## DOCUMENT SECTION

The Power of the Portal
The geo-enabling of enterprise portals is one of the most exciting results of the explosion of online mapping. Organizations that already have portals in place and those just getting into the game are benefiting from some cool new technologies.
|On the left is a screenshot from a MOSS 2007 portal we made for the Federal Government to track developments in the reporting and confirmation of H5N1 Bird Flu cases worldwide.
Prior to this, PDF reports were created where numbered points on a map correspond to a numbered set of descriptions below it. Adding and editing Bird Flu events meant creating and disseminating a new report. The time lag between events and updates was problematic, due to the timely nature of tracking this specific risk.
In this application, portal users leverage SharePoint Lists in which Bird Flu events are added as soon as they identified. They are then promoted to varying levels of validity and severity.
Outbreak areas are categorized by carrier type and confirmation status. They are then sent to the map as actionable pins where geographic patterns and trends become visible.
Microsoft Office SharePoint Server 2007 provides standard WebParts like Lists and Libraries. When these lists and libraries are populated with images, documents, or incident descriptions, Visual Fusion for SharePoint geocodes them, wraps them up as a GeoRSS, and sends them to the map. An additional, huge benefit of the portal is permissions-based access to data and editing rights, ensuring security and smart data dissemination.

## RECORDS SUPPLIED
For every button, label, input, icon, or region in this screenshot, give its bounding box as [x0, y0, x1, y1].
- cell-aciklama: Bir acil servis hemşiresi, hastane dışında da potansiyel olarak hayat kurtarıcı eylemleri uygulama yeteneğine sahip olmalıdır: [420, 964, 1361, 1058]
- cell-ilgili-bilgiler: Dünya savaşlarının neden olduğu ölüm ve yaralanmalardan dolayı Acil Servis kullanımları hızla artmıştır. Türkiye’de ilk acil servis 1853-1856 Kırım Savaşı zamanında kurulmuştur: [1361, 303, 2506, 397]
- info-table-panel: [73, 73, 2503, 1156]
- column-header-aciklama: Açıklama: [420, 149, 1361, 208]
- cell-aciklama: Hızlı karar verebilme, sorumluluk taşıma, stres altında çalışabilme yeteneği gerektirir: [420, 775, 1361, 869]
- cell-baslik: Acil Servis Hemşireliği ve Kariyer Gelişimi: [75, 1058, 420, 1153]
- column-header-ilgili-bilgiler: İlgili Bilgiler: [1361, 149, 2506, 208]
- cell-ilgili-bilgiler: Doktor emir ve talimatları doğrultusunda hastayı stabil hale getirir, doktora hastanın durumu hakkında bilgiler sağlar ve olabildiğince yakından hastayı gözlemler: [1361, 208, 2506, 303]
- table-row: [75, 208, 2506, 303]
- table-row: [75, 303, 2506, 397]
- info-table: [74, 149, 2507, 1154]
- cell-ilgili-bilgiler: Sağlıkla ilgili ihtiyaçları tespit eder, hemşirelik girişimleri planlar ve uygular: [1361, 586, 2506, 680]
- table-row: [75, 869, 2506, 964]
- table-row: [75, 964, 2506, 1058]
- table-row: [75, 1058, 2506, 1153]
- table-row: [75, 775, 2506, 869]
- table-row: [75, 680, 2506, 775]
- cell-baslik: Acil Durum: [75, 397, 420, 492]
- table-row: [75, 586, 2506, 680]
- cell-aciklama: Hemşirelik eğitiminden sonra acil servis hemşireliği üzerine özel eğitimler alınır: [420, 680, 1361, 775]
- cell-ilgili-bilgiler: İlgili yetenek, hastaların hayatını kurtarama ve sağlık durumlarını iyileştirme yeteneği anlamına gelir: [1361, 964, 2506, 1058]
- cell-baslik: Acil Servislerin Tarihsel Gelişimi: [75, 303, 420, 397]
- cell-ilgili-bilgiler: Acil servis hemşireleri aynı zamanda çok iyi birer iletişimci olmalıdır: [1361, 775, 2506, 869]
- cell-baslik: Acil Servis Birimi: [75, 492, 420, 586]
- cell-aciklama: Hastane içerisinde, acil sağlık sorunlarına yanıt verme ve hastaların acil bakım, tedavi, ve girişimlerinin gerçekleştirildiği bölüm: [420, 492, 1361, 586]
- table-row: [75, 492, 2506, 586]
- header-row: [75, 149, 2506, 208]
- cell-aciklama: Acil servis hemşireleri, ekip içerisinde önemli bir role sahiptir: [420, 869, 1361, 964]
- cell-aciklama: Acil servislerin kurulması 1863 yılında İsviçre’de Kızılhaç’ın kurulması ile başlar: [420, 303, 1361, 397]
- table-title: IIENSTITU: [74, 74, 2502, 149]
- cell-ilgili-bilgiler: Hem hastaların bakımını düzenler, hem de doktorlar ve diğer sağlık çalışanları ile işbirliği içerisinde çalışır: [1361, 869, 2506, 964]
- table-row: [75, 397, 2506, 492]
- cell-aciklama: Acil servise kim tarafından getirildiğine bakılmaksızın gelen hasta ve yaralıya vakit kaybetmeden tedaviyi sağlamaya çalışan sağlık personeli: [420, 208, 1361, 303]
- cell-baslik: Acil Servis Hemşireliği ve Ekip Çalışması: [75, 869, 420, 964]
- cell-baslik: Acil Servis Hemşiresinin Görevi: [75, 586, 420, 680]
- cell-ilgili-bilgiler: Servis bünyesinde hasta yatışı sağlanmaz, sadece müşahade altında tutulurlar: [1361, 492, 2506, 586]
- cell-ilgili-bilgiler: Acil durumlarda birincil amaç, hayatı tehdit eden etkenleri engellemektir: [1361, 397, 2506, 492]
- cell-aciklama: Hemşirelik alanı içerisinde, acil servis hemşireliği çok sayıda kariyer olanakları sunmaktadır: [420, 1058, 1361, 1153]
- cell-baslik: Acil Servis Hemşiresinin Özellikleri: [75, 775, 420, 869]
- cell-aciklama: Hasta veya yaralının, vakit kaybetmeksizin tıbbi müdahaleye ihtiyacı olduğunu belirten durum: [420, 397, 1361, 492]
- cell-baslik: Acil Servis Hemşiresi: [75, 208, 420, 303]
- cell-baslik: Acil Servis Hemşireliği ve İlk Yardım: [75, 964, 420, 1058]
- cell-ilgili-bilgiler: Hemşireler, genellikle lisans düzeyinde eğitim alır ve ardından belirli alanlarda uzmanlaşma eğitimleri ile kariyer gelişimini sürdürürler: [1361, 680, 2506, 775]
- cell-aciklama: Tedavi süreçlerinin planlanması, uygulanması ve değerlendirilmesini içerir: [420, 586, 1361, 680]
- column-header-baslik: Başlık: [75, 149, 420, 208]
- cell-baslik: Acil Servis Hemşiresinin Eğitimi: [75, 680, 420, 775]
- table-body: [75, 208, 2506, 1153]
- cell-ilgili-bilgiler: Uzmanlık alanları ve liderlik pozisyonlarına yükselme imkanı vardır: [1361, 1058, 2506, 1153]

## EXERCISE TASKS
• a. Answer these questions from the article on geo-enabled portals:
(i) In what file format were the earlier Bird Flu reports produced?
(ii) By what two things are outbreak areas categorized?
(iii) What does Visual Fusion for SharePoint wrap geocoded items up as before sending them to the map?
• b. Resume the article on geo-enabled portals, picking up right after its final sentence.
The listing is separate material and has no connection to the article on geo-enabled portals.

## ANSWERS GIVEN
• a.
(i) PDF
(ii) Carrier type and confirmation status
(iii) A GeoRSS

• b.
A Composite View
Instead of just Bird Flu occurrences, the map can tell a more complete story by feathering in additional, related map layers. Context adds meaning. When these items are viewed in the context of location and time, all sorts of geographic patterns can emerge. For example, are Bird Flu cases correlating as strongly with bird migration routes as expected? Can, then, bird migration routes be considered more strongly or less strongly when anticipating potential hot spots? Are cases occurring in regions that have a dense population of captive poultry? Perhaps most importantly, how many people live around the impact zone?
"Maps answer questions that you never thought to ask." I heard that once in an NPR interview; what a great soundbite. But more often the reality is, maps answer questions that ought not to be answered without a map.
By pulling in publicly available WMS layers and media services, analysts and responders are able to build an immediate, custom view and report of current and historical outbreaks. The enhanced management and dissemination method of the Portal allows a faster, fresher view of the situation.